(Saved entries)
BEGIN

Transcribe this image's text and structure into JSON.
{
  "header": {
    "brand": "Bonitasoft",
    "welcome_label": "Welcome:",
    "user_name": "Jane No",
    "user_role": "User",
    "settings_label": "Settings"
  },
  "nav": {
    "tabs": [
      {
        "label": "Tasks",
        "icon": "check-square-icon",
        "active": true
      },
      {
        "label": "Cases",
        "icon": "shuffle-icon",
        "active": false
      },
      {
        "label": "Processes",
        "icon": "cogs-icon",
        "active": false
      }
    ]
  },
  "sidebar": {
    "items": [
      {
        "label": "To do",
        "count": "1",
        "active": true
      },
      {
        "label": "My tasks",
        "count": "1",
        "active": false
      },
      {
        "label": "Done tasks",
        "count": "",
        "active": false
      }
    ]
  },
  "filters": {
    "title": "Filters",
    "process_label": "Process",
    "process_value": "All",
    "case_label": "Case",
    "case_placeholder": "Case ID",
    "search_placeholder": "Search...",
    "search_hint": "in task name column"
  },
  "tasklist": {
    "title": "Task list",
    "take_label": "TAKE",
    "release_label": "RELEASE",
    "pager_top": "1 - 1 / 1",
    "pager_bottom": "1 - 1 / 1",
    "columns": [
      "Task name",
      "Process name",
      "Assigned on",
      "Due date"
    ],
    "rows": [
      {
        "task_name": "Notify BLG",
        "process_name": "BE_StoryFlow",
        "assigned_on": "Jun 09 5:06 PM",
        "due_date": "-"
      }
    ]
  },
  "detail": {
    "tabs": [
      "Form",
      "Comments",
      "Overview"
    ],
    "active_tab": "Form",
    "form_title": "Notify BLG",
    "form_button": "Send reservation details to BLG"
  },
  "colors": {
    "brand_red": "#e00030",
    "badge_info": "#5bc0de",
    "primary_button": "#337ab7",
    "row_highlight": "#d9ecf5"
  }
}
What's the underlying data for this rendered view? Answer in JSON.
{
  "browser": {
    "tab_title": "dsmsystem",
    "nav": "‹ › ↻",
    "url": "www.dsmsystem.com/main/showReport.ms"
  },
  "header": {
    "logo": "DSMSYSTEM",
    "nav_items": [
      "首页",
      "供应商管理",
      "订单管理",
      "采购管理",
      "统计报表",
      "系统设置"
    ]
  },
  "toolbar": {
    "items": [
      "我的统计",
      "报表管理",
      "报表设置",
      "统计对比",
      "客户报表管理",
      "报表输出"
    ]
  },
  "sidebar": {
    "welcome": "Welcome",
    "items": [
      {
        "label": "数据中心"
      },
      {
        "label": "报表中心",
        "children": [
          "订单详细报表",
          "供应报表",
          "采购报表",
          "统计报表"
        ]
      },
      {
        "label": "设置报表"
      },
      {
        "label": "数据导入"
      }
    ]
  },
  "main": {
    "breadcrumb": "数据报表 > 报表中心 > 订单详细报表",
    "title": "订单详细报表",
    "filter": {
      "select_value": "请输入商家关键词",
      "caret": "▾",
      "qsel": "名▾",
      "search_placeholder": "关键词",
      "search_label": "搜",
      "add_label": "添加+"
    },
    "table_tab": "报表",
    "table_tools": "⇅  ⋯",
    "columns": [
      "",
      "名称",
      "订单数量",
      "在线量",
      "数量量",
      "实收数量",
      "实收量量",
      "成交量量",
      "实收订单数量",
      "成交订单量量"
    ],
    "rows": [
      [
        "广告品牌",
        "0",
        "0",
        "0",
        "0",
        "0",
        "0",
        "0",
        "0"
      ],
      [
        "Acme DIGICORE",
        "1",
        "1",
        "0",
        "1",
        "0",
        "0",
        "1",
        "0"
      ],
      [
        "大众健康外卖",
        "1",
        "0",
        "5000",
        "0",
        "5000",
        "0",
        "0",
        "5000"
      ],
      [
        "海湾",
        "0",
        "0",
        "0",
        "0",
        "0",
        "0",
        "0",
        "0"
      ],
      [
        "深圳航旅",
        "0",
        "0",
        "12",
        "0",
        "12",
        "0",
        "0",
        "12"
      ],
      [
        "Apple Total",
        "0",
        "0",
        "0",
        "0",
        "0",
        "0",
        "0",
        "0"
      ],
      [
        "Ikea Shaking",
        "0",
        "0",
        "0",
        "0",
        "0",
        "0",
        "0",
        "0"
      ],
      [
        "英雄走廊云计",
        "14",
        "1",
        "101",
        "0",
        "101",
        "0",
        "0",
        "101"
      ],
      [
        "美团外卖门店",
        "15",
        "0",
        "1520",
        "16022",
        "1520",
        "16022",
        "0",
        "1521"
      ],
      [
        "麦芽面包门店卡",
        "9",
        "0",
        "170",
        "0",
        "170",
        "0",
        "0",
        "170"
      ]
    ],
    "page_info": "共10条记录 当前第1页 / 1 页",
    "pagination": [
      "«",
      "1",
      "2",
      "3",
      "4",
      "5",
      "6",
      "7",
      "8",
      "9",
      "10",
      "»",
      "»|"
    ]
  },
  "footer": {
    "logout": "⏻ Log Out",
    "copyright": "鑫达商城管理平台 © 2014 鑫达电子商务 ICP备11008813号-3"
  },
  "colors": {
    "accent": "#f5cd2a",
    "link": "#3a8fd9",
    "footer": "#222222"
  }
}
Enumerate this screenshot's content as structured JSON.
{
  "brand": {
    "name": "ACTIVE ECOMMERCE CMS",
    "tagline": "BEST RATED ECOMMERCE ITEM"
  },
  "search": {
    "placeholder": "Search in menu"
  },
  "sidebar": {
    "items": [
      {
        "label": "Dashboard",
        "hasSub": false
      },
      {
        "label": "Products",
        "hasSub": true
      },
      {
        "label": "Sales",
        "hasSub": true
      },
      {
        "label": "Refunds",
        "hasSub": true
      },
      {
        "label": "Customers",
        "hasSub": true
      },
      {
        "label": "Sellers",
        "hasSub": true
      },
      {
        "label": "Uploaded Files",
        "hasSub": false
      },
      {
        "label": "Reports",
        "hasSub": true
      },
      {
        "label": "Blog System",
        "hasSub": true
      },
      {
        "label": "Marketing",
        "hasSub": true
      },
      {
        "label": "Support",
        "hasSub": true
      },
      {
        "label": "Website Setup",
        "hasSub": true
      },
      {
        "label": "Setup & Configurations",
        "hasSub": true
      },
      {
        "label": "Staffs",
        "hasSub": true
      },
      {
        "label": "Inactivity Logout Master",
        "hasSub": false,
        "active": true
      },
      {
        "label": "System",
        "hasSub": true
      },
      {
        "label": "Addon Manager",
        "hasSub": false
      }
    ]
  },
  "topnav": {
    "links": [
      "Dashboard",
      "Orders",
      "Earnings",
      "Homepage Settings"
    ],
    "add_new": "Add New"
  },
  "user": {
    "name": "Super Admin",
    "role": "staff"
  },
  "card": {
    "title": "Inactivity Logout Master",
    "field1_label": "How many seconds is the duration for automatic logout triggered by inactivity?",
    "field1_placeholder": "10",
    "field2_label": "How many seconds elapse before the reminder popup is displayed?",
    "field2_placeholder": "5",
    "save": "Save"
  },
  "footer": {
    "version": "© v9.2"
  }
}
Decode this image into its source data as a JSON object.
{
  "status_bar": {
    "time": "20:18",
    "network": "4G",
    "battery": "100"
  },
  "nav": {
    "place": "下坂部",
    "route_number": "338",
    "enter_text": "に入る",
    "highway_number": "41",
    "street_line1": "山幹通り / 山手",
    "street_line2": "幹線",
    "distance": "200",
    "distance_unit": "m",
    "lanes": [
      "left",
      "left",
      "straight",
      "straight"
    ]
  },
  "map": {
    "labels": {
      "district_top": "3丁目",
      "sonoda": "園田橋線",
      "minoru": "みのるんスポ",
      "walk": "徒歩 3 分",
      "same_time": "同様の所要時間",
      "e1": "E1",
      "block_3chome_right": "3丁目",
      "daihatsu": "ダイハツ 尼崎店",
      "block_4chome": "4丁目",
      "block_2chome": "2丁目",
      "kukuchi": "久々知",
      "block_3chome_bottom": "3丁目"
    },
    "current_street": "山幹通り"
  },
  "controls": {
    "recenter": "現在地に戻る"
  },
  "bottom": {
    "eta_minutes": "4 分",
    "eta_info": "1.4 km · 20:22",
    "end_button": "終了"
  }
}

END

* **Goal**
Using the listing, say how many lines include the word "into", and add nothing else.

* **Task solution**
2